__Tasks to complete__
- A) Can you sum up the post "Not How It Used to Be" in two sentences?
- B) Will you transcribe the part of the post "Not How It Used to Be" starting with "This weekend, this" and going on through "the Guardian to Slate."?

__Document section__

'''

Not How It Used to Be

This weekend, this year’s Worldcon in Kansas City announced the winners of the Hugo Awards – and the results were reported as news in a variety of non-fannish outlets, from the Guardian to Slate.

‘Twas not always thus.  Within the living memory of fandom,* the science-fiction community could carry out its debates and fanfeuds without anyone else caring or even noticing, because in terms of literary respectability, sf was a pariah genre, ranking well below mystery fiction or even westerns.  (Only romance fiction ranked lower on the respectability scale, possibly because it suffered from the added stigma of girliness.)  Newspaper and television reporting on sf conventions was heavy on the “look at these people in their funny costumes” factor and light on “listen to these people talking about everything from literature to politics.”

'''

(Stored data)

'''

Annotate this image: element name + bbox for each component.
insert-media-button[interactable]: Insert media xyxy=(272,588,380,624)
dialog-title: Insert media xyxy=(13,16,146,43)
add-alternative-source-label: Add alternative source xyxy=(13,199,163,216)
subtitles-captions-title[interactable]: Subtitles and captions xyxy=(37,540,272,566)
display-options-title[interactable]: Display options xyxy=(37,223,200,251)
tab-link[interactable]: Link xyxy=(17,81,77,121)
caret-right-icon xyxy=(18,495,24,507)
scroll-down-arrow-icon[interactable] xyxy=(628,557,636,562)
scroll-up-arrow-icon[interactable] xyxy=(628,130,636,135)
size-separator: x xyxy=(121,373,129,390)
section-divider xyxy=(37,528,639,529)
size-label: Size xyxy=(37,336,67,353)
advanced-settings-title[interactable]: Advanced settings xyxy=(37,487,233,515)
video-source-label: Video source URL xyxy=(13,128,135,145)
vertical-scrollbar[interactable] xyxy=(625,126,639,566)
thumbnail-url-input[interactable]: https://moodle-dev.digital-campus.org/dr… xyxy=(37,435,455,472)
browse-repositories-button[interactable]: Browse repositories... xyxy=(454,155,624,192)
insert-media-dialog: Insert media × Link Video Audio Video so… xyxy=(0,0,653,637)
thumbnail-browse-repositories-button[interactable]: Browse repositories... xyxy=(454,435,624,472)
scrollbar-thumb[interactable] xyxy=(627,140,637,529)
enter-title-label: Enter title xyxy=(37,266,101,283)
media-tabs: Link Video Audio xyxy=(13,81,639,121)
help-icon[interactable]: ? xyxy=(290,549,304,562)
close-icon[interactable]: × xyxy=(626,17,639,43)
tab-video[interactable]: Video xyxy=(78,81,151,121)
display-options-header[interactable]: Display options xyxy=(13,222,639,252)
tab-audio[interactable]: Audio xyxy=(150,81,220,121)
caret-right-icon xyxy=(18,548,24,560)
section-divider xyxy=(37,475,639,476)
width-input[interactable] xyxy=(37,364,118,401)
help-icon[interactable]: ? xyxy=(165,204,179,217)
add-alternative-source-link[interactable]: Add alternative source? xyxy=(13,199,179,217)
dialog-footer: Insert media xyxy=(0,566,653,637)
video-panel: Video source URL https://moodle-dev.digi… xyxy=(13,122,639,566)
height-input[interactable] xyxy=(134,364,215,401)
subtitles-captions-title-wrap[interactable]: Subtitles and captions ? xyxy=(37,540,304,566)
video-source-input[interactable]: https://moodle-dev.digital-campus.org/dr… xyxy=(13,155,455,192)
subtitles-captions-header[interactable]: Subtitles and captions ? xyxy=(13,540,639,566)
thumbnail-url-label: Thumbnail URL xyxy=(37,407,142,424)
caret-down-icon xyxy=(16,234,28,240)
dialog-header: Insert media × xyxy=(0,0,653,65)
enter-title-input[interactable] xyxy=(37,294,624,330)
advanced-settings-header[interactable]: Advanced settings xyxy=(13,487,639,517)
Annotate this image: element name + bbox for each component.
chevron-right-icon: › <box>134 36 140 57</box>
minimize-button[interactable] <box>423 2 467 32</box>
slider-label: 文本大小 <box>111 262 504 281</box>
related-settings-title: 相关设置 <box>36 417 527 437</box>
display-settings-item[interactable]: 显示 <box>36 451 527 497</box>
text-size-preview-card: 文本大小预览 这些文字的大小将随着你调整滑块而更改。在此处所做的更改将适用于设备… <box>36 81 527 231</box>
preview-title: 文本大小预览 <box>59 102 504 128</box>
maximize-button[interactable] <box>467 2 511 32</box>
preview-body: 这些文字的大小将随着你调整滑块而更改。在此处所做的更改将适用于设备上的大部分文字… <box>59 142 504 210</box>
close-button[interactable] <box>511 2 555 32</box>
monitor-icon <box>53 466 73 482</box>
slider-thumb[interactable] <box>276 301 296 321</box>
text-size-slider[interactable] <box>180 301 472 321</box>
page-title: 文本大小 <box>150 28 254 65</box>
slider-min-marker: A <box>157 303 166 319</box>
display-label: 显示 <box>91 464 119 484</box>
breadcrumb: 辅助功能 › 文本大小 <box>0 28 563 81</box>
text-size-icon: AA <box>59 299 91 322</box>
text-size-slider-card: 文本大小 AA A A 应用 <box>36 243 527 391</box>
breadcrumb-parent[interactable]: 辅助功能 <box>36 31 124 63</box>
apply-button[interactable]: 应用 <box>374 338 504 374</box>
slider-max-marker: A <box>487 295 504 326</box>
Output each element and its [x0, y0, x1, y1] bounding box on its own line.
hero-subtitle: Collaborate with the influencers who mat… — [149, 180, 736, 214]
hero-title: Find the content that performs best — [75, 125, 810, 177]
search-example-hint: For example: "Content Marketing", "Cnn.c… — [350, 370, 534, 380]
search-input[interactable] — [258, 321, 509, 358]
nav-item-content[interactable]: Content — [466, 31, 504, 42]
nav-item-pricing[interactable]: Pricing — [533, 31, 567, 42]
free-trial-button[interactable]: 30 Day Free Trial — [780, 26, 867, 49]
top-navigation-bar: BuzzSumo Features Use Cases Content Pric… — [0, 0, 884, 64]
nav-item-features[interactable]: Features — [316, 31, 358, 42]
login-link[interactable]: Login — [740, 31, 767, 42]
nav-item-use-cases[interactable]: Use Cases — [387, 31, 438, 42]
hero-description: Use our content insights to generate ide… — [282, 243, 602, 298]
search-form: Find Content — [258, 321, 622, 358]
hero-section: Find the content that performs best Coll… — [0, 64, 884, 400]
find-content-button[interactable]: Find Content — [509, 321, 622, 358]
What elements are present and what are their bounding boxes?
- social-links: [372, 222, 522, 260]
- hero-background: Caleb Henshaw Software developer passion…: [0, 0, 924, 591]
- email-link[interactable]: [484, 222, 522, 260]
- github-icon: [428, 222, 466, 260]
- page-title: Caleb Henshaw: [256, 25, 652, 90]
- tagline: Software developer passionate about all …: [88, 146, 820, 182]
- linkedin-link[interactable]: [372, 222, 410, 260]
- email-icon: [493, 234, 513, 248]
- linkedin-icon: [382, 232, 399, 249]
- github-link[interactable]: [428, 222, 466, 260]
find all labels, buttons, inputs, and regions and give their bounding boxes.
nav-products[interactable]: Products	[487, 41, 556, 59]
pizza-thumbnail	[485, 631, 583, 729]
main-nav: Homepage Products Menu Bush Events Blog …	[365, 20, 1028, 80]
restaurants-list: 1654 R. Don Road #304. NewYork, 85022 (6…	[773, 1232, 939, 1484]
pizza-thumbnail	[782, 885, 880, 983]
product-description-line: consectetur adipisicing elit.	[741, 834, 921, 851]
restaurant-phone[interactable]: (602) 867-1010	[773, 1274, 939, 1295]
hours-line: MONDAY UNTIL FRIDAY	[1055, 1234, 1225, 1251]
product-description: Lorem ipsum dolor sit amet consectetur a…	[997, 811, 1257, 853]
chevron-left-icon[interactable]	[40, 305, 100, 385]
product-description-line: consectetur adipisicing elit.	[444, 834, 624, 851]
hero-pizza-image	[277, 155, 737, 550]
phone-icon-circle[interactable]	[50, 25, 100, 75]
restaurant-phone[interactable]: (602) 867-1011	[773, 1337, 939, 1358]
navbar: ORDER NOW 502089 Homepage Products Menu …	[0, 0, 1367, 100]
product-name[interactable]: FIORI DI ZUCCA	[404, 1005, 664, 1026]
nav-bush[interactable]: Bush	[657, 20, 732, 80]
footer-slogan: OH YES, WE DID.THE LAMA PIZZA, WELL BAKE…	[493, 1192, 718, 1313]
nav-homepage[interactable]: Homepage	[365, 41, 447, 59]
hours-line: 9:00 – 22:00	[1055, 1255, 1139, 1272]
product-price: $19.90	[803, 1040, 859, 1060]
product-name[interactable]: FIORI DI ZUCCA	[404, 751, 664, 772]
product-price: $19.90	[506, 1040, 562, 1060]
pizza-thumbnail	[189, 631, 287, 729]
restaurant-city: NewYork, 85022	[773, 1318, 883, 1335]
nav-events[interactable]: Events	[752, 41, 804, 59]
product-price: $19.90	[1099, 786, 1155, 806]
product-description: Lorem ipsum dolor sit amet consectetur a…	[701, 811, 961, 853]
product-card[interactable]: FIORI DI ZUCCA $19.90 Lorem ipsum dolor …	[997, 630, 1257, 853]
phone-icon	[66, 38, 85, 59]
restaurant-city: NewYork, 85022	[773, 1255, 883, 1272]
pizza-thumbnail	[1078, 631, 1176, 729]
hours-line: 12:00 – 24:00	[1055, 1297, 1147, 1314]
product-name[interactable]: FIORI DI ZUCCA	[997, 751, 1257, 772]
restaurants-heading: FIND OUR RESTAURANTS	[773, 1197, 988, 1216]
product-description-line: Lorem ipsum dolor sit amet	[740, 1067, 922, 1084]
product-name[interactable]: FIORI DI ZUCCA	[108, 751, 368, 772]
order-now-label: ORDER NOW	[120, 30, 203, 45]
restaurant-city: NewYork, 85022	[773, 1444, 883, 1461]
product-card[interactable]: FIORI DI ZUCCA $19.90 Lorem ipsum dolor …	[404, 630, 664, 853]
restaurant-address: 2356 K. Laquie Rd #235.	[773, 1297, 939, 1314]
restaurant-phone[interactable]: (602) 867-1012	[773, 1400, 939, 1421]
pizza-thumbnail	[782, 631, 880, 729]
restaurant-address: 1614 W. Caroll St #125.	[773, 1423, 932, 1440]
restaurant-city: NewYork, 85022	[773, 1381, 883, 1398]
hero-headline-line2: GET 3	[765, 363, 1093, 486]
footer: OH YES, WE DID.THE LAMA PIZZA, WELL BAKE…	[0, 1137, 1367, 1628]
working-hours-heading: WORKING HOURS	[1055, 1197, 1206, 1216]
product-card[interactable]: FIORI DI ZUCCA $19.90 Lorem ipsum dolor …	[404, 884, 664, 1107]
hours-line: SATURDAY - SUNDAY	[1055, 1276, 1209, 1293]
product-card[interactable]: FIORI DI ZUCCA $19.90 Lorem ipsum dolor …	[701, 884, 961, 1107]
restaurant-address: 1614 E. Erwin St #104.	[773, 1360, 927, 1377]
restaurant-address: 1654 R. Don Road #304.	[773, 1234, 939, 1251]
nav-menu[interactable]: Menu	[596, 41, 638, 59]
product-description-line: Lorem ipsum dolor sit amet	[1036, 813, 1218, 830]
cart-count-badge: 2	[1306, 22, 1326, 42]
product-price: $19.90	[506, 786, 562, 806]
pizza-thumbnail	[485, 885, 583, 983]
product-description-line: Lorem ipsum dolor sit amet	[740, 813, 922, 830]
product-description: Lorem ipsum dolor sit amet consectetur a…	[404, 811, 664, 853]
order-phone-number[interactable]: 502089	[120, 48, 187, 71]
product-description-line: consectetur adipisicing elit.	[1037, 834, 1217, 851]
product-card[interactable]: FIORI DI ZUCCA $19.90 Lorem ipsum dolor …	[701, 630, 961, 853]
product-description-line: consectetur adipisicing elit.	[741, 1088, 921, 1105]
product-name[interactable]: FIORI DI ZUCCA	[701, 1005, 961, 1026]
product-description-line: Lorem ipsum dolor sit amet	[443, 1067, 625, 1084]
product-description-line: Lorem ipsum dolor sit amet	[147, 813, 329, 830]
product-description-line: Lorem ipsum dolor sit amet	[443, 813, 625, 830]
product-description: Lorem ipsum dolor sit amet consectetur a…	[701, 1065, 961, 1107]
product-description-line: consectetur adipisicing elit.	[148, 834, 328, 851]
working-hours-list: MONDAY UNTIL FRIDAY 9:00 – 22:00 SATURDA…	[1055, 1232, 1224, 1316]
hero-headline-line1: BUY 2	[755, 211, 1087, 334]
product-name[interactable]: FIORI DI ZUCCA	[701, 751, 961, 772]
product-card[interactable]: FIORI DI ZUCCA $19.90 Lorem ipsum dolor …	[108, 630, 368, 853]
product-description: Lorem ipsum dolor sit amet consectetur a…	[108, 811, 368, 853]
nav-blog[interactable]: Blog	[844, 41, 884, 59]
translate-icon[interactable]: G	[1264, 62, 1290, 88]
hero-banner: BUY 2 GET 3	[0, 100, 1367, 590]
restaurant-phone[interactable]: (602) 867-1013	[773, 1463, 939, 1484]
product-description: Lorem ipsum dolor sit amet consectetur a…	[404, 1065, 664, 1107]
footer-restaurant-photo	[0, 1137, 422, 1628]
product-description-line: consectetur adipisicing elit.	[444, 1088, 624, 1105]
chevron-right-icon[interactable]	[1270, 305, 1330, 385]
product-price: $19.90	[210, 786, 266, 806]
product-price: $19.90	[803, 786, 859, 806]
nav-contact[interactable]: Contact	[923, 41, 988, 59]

'''

__Task-by-task solutions__
- A) This year's Worldcon in Kansas City announced the Hugo Award winners, and outlets outside fandom, from the Guardian to Slate, reported the results as news. Within fandom's living memory that was not the case: sf was a pariah genre ranked below mystery fiction and westerns, and press coverage of conventions dwelt on funny costumes rather than on the talk about literature and politics.

- B)
This weekend, this year’s Worldcon in Kansas City announced the winners of the Hugo Awards – and the results were reported as news in a variety of non-fannish outlets, from the Guardian to Slate.